GOAL
Please transcribe the data that follows without the pictures, keeping every word the same.

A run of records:
------------------------------------------------------------------------
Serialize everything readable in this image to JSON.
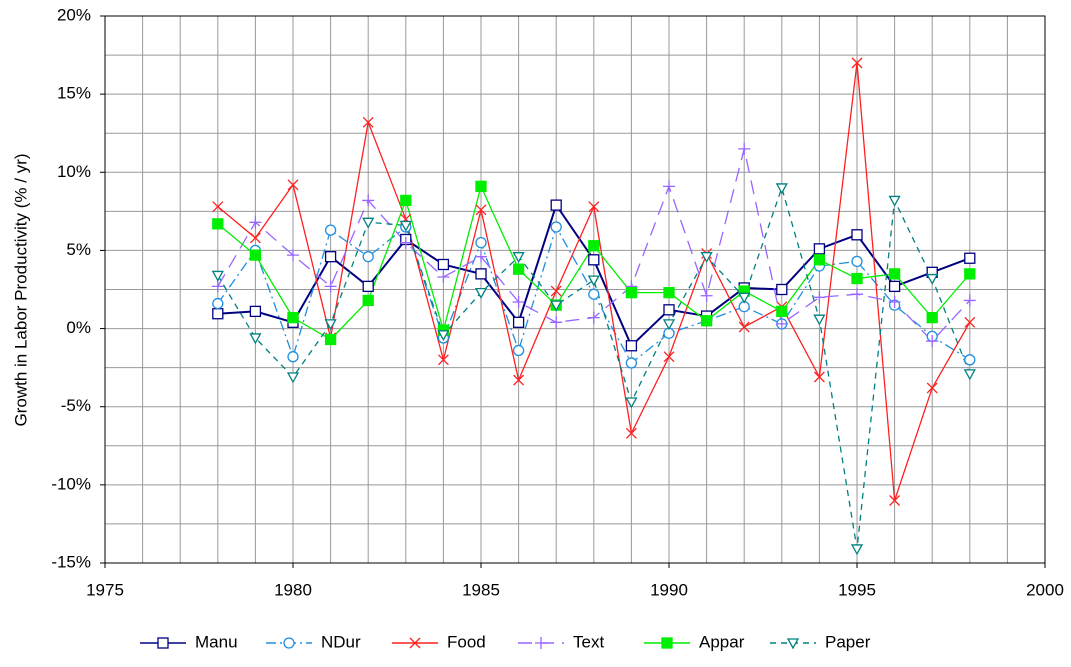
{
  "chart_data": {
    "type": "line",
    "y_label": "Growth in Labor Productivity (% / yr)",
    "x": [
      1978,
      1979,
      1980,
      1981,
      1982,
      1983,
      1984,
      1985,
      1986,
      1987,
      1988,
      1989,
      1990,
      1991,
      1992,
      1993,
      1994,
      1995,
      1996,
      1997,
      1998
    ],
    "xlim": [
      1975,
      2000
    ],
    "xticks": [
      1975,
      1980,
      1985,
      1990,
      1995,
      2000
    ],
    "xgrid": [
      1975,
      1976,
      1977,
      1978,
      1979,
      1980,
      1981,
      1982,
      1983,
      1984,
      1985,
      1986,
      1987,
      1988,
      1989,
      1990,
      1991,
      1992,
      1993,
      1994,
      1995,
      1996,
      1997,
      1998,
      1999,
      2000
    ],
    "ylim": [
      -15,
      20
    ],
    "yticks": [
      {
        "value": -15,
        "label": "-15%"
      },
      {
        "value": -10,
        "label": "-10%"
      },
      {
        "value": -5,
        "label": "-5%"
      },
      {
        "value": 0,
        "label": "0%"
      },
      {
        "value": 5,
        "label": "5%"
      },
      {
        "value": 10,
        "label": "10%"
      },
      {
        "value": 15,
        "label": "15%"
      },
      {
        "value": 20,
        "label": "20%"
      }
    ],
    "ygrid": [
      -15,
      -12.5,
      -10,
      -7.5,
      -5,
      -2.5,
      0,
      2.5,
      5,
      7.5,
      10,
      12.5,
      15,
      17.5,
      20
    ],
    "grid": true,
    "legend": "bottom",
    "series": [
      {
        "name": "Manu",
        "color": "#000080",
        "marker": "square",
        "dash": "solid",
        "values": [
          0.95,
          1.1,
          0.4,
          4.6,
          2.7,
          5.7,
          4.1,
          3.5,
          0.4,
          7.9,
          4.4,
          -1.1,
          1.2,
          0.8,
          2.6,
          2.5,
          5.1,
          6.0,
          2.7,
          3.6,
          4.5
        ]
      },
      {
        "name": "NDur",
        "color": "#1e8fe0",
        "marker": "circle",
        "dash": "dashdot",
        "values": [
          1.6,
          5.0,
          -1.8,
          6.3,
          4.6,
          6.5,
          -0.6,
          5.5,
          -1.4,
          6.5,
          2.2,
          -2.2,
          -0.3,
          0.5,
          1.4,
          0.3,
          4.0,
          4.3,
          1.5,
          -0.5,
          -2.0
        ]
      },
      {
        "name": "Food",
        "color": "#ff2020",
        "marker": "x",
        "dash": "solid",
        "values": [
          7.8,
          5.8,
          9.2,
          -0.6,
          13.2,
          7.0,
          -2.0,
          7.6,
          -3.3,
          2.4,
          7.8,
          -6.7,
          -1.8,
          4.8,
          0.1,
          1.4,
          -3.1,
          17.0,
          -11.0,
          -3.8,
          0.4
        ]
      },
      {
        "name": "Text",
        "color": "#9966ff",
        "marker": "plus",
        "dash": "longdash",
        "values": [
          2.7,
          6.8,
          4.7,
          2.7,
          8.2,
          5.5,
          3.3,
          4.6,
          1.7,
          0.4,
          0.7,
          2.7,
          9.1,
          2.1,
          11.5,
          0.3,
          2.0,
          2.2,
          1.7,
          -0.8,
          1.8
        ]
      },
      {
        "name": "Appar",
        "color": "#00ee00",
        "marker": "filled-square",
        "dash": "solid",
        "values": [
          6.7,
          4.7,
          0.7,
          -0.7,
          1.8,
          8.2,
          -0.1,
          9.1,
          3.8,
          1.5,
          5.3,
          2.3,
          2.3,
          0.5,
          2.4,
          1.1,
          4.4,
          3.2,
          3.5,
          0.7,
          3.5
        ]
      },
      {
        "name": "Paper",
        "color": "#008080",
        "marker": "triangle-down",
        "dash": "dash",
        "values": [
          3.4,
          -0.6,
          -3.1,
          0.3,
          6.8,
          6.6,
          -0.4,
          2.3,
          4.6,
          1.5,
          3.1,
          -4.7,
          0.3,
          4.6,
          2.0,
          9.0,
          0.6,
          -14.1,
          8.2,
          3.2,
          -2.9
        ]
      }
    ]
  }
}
------------------------------------------------------------------------
SOLUTION TO THE PROBLEM
Serialize everything readable in this image to JSON.
{
  "chart_data": {
    "type": "line",
    "y_label": "Growth in Labor Productivity (% / yr)",
    "x": [
      1978,
      1979,
      1980,
      1981,
      1982,
      1983,
      1984,
      1985,
      1986,
      1987,
      1988,
      1989,
      1990,
      1991,
      1992,
      1993,
      1994,
      1995,
      1996,
      1997,
      1998
    ],
    "xlim": [
      1975,
      2000
    ],
    "xticks": [
      1975,
      1980,
      1985,
      1990,
      1995,
      2000
    ],
    "xgrid": [
      1975,
      1976,
      1977,
      1978,
      1979,
      1980,
      1981,
      1982,
      1983,
      1984,
      1985,
      1986,
      1987,
      1988,
      1989,
      1990,
      1991,
      1992,
      1993,
      1994,
      1995,
      1996,
      1997,
      1998,
      1999,
      2000
    ],
    "ylim": [
      -15,
      20
    ],
    "yticks": [
      {
        "value": -15,
        "label": "-15%"
      },
      {
        "value": -10,
        "label": "-10%"
      },
      {
        "value": -5,
        "label": "-5%"
      },
      {
        "value": 0,
        "label": "0%"
      },
      {
        "value": 5,
        "label": "5%"
      },
      {
        "value": 10,
        "label": "10%"
      },
      {
        "value": 15,
        "label": "15%"
      },
      {
        "value": 20,
        "label": "20%"
      }
    ],
    "ygrid": [
      -15,
      -12.5,
      -10,
      -7.5,
      -5,
      -2.5,
      0,
      2.5,
      5,
      7.5,
      10,
      12.5,
      15,
      17.5,
      20
    ],
    "grid": true,
    "legend": "bottom",
    "series": [
      {
        "name": "Manu",
        "color": "#000080",
        "marker": "square",
        "dash": "solid",
        "values": [
          0.95,
          1.1,
          0.4,
          4.6,
          2.7,
          5.7,
          4.1,
          3.5,
          0.4,
          7.9,
          4.4,
          -1.1,
          1.2,
          0.8,
          2.6,
          2.5,
          5.1,
          6.0,
          2.7,
          3.6,
          4.5
        ]
      },
      {
        "name": "NDur",
        "color": "#1e8fe0",
        "marker": "circle",
        "dash": "dashdot",
        "values": [
          1.6,
          5.0,
          -1.8,
          6.3,
          4.6,
          6.5,
          -0.6,
          5.5,
          -1.4,
          6.5,
          2.2,
          -2.2,
          -0.3,
          0.5,
          1.4,
          0.3,
          4.0,
          4.3,
          1.5,
          -0.5,
          -2.0
        ]
      },
      {
        "name": "Food",
        "color": "#ff2020",
        "marker": "x",
        "dash": "solid",
        "values": [
          7.8,
          5.8,
          9.2,
          -0.6,
          13.2,
          7.0,
          -2.0,
          7.6,
          -3.3,
          2.4,
          7.8,
          -6.7,
          -1.8,
          4.8,
          0.1,
          1.4,
          -3.1,
          17.0,
          -11.0,
          -3.8,
          0.4
        ]
      },
      {
        "name": "Text",
        "color": "#9966ff",
        "marker": "plus",
        "dash": "longdash",
        "values": [
          2.7,
          6.8,
          4.7,
          2.7,
          8.2,
          5.5,
          3.3,
          4.6,
          1.7,
          0.4,
          0.7,
          2.7,
          9.1,
          2.1,
          11.5,
          0.3,
          2.0,
          2.2,
          1.7,
          -0.8,
          1.8
        ]
      },
      {
        "name": "Appar",
        "color": "#00ee00",
        "marker": "filled-square",
        "dash": "solid",
        "values": [
          6.7,
          4.7,
          0.7,
          -0.7,
          1.8,
          8.2,
          -0.1,
          9.1,
          3.8,
          1.5,
          5.3,
          2.3,
          2.3,
          0.5,
          2.4,
          1.1,
          4.4,
          3.2,
          3.5,
          0.7,
          3.5
        ]
      },
      {
        "name": "Paper",
        "color": "#008080",
        "marker": "triangle-down",
        "dash": "dash",
        "values": [
          3.4,
          -0.6,
          -3.1,
          0.3,
          6.8,
          6.6,
          -0.4,
          2.3,
          4.6,
          1.5,
          3.1,
          -4.7,
          0.3,
          4.6,
          2.0,
          9.0,
          0.6,
          -14.1,
          8.2,
          3.2,
          -2.9
        ]
      }
    ]
  }
}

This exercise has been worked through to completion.